## TASK TO COMPLETE
Find and copy lines holding "Buscar".
=-=-=-=-=
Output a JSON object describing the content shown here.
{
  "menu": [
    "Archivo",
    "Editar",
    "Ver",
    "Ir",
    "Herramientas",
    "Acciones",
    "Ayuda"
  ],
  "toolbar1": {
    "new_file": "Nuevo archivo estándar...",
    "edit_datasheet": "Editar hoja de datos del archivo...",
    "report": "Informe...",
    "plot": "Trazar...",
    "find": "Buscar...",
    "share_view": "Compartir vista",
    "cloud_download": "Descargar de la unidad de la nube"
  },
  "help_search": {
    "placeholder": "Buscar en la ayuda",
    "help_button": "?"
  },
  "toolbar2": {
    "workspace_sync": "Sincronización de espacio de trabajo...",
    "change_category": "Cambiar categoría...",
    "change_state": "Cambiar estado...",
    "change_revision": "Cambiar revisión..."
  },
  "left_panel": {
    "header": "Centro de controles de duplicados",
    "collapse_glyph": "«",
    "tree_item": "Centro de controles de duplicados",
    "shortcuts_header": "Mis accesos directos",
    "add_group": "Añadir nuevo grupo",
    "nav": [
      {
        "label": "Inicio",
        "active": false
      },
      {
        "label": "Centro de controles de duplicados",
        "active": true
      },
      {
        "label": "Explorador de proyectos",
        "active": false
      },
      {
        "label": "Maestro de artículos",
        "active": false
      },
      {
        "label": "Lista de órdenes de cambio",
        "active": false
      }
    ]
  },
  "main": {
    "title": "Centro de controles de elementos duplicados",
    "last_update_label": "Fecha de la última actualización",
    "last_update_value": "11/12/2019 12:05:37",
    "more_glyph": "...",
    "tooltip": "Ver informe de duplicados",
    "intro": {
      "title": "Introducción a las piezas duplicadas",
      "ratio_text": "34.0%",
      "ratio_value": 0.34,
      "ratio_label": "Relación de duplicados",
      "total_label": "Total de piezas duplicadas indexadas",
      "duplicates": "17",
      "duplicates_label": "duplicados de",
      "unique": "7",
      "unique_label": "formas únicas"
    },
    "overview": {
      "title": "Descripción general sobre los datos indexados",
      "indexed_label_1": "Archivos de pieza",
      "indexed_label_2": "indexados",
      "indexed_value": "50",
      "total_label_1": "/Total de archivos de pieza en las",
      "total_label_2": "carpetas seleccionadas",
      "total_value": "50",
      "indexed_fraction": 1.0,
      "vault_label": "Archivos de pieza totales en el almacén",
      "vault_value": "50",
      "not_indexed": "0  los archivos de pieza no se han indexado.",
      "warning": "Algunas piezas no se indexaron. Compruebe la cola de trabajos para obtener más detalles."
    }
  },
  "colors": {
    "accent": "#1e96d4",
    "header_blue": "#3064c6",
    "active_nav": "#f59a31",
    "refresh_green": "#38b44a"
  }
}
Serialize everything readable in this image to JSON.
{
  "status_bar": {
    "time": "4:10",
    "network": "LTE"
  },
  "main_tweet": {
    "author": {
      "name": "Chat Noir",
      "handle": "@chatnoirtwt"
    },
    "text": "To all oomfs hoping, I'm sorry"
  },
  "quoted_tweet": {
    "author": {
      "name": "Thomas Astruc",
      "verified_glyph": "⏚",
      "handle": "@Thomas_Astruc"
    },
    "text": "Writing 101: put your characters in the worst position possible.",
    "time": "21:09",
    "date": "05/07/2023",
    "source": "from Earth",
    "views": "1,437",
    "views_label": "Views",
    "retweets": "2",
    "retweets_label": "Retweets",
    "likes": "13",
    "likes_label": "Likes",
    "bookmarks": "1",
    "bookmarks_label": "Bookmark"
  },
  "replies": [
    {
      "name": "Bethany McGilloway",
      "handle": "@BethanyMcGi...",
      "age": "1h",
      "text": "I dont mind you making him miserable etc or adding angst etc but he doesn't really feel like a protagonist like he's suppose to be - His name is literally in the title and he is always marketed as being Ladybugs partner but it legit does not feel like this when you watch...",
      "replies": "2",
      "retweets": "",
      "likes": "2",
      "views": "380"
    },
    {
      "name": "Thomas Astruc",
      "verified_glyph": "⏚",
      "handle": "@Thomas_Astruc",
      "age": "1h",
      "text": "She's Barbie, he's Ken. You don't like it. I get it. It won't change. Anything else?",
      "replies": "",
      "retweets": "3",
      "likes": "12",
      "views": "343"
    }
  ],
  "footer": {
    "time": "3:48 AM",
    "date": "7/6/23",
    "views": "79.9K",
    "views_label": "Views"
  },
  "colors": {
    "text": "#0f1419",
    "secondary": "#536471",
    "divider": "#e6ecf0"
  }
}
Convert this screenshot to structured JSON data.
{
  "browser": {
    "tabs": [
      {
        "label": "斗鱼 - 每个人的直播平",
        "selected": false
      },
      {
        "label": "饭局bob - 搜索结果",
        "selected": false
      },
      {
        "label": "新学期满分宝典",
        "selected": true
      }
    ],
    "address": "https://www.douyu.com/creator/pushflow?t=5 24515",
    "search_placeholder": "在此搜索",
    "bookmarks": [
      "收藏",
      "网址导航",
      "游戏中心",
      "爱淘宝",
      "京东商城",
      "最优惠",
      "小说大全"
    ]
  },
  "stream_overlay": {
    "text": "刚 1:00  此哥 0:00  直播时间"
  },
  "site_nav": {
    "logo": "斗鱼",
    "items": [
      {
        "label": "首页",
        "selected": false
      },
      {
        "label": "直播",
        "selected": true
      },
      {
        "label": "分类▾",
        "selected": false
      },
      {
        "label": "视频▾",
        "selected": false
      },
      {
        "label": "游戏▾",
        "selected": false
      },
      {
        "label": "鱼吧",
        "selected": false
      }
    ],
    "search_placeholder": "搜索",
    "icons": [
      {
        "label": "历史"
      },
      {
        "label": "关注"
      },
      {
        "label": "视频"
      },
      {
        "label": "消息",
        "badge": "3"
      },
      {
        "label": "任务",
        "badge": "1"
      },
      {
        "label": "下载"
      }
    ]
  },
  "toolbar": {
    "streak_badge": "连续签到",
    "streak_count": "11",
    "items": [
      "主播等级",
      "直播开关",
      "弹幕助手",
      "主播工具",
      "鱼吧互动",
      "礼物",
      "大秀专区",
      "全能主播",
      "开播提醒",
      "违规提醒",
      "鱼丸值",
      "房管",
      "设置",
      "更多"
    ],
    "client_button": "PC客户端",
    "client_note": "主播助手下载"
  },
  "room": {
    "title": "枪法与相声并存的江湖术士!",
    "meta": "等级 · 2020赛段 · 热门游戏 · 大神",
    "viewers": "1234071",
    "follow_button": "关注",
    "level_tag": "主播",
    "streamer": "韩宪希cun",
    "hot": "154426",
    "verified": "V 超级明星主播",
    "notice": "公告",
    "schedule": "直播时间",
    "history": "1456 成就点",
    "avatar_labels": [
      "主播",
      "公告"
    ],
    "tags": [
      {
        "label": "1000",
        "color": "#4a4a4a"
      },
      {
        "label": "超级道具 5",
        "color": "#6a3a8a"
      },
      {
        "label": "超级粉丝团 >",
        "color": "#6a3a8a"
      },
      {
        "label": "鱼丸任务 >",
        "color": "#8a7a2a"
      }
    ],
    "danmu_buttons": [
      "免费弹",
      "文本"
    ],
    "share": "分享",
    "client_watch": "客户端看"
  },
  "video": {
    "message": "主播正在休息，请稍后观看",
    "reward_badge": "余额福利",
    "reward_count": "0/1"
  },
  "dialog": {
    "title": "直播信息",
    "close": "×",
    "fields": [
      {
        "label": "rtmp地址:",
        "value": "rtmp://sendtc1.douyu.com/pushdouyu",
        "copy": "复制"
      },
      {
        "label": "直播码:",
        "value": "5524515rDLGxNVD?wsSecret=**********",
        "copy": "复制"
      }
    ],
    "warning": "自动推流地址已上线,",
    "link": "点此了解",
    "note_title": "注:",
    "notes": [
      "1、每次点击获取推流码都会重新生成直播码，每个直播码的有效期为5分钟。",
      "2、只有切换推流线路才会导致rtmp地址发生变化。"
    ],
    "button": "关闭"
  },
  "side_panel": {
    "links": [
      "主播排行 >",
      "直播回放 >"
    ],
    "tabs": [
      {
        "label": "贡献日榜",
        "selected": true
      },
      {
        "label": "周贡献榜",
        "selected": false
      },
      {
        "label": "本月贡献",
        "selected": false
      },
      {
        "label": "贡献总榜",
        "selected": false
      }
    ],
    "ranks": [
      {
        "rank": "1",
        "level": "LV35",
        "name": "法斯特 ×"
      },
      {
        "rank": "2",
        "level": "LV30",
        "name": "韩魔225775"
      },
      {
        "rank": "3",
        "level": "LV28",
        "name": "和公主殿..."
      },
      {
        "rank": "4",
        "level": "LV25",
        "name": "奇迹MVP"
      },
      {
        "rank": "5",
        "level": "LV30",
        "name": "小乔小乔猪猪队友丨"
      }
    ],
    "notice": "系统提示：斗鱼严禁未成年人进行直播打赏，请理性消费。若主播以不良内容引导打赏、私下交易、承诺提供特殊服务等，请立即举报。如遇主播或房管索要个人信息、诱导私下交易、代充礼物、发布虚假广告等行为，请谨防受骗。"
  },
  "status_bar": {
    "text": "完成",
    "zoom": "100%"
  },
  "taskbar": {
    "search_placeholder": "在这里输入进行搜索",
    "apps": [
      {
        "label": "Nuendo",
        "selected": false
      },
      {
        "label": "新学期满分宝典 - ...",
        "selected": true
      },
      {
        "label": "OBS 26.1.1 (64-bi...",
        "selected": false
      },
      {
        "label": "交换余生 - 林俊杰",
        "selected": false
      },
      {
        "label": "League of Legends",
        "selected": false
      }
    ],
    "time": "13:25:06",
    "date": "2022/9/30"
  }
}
=-=-=-=-=
## SOLUTION TO THIS PROBLEM
    "find": "Buscar...",
    "placeholder": "Buscar en la ayuda",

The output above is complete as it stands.